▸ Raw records
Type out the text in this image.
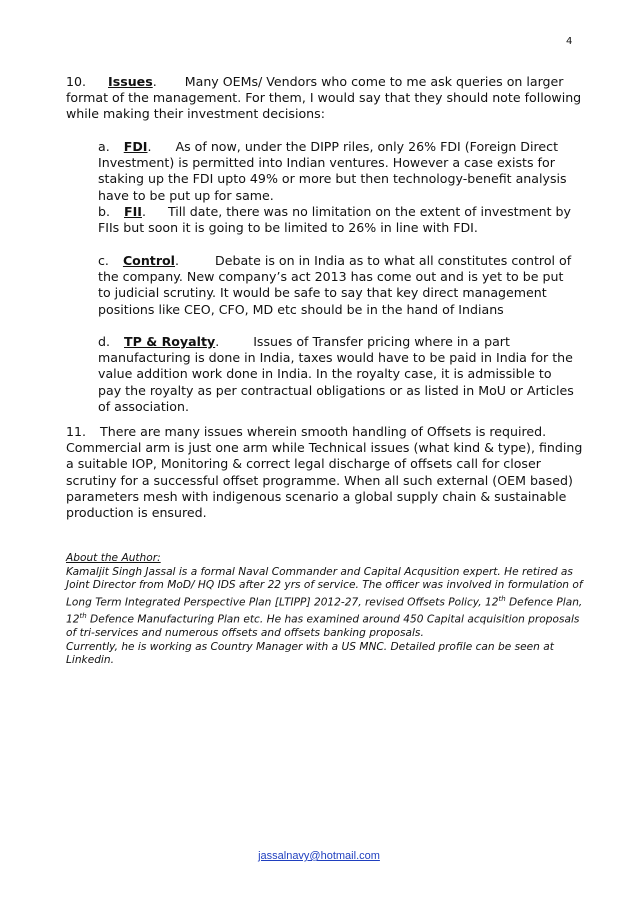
4

10. Issues. Many OEMs/ Vendors who come to me ask queries on larger format of the management. For them, I would say that they should note following while making their investment decisions:

a. FDI. As of now, under the DIPP riles, only 26% FDI (Foreign Direct Investment) is permitted into Indian ventures. However a case exists for staking up the FDI upto 49% or more but then technology-benefit analysis have to be put up for same.

b. FII. Till date, there was no limitation on the extent of investment by FIIs but soon it is going to be limited to 26% in line with FDI.

c. Control.	Debate is on in India as to what all constitutes control of the company. New company’s act 2013 has come out and is yet to be put to judicial scrutiny. It would be safe to say that key direct management positions like CEO, CFO, MD etc should be in the hand of Indians

d. TP & Royalty.	Issues of Transfer pricing where in a part manufacturing is done in India, taxes would have to be paid in India for the value addition work done in India. In the royalty case, it is admissible to pay the royalty as per contractual obligations or as listed in MoU or Articles of association.

11. There are many issues wherein smooth handling of Offsets is required. Commercial arm is just one arm while Technical issues (what kind & type), finding a suitable IOP, Monitoring & correct legal discharge of offsets call for closer scrutiny for a successful offset programme. When all such external (OEM based) parameters mesh with indigenous scenario a global supply chain & sustainable production is ensured.

About the Author:
Kamaljit Singh Jassal is a formal Naval Commander and Capital Acqusition expert. He retired as Joint Director from MoD/ HQ IDS after 22 yrs of service. The officer was involved in formulation of Long Term Integrated Perspective Plan [LTIPP] 2012-27, revised Offsets Policy, 12th Defence Plan, 12th Defence Manufacturing Plan etc. He has examined around 450 Capital acquisition proposals of tri-services and numerous offsets and offsets banking proposals.
Currently, he is working as Country Manager with a US MNC. Detailed profile can be seen at Linkedin.
jassalnavy@hotmail.com
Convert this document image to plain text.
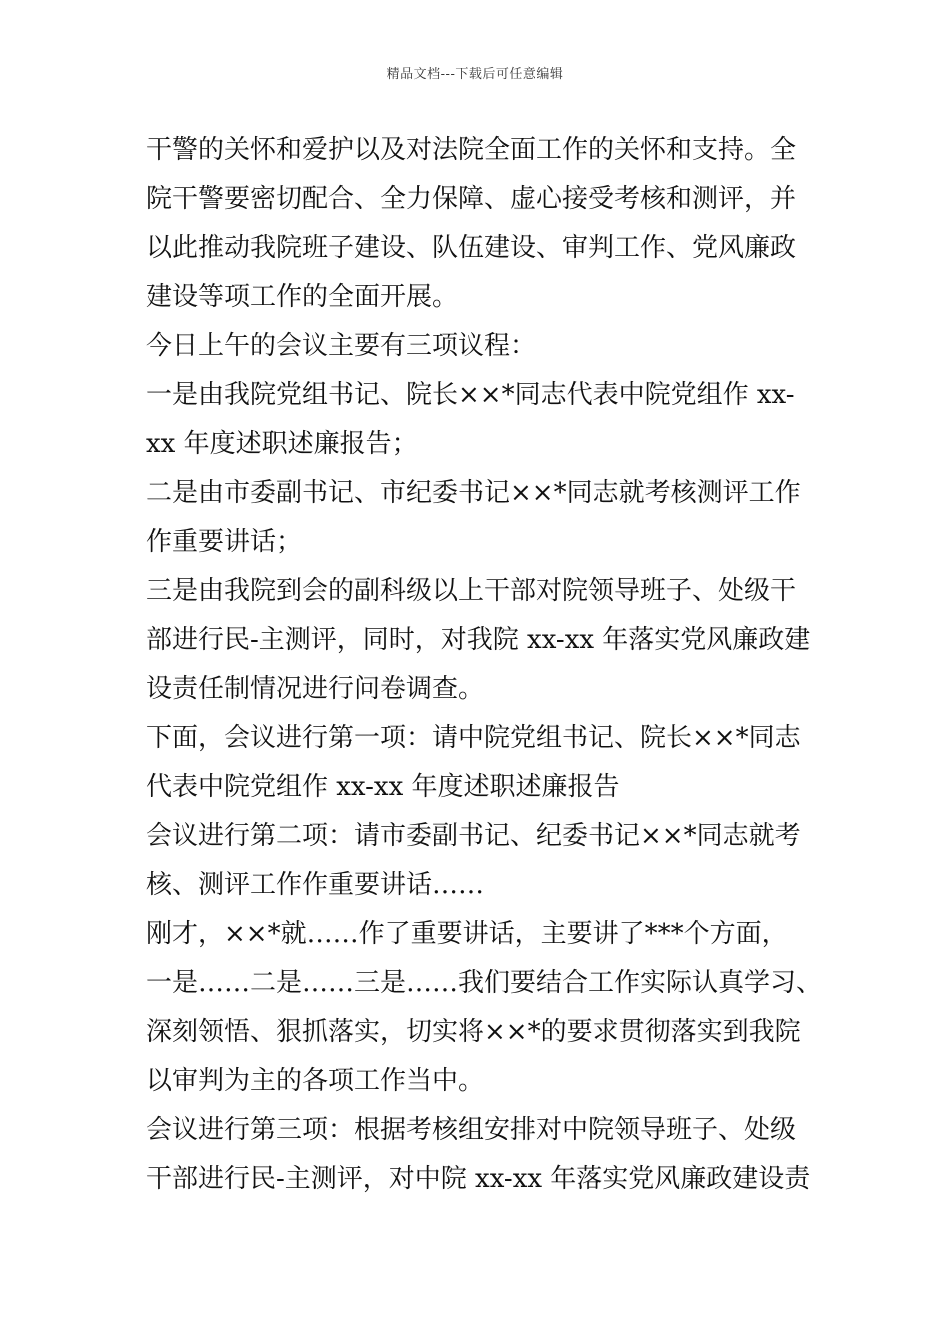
精品文档---下载后可任意编辑
干警的关怀和爱护以及对法院全面工作的关怀和支持。全
院干警要密切配合、全力保障、虚心接受考核和测评，并
以此推动我院班子建设、队伍建设、审判工作、党风廉政
建设等项工作的全面开展。
今日上午的会议主要有三项议程：
一是由我院党组书记、院长××*同志代表中院党组作 xx-
xx 年度述职述廉报告；
二是由市委副书记、市纪委书记××*同志就考核测评工作
作重要讲话；
三是由我院到会的副科级以上干部对院领导班子、处级干
部进行民-主测评，同时，对我院 xx-xx 年落实党风廉政建
设责任制情况进行问卷调查。
下面，会议进行第一项：请中院党组书记、院长××*同志
代表中院党组作 xx-xx 年度述职述廉报告
会议进行第二项：请市委副书记、纪委书记××*同志就考
核、测评工作作重要讲话……
刚才，××*就……作了重要讲话，主要讲了***个方面，
一是……二是……三是……我们要结合工作实际认真学习、
深刻领悟、狠抓落实，切实将××*的要求贯彻落实到我院
以审判为主的各项工作当中。
会议进行第三项：根据考核组安排对中院领导班子、处级
干部进行民-主测评，对中院 xx-xx 年落实党风廉政建设责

▸ Task description
Show the lines that mention the word "scrutiny".

▸ Response to this exercise
c. Control.	Debate is on in India as to what all constitutes control of the company. New company’s act 2013 has come out and is yet to be put to judicial scrutiny. It would be safe to say that key direct management positions like CEO, CFO, MD etc should be in the hand of Indians
11. There are many issues wherein smooth handling of Offsets is required. Commercial arm is just one arm while Technical issues (what kind & type), finding a suitable IOP, Monitoring & correct legal discharge of offsets call for closer scrutiny for a successful offset programme. When all such external (OEM based) parameters mesh with indigenous scenario a global supply chain & sustainable production is ensured.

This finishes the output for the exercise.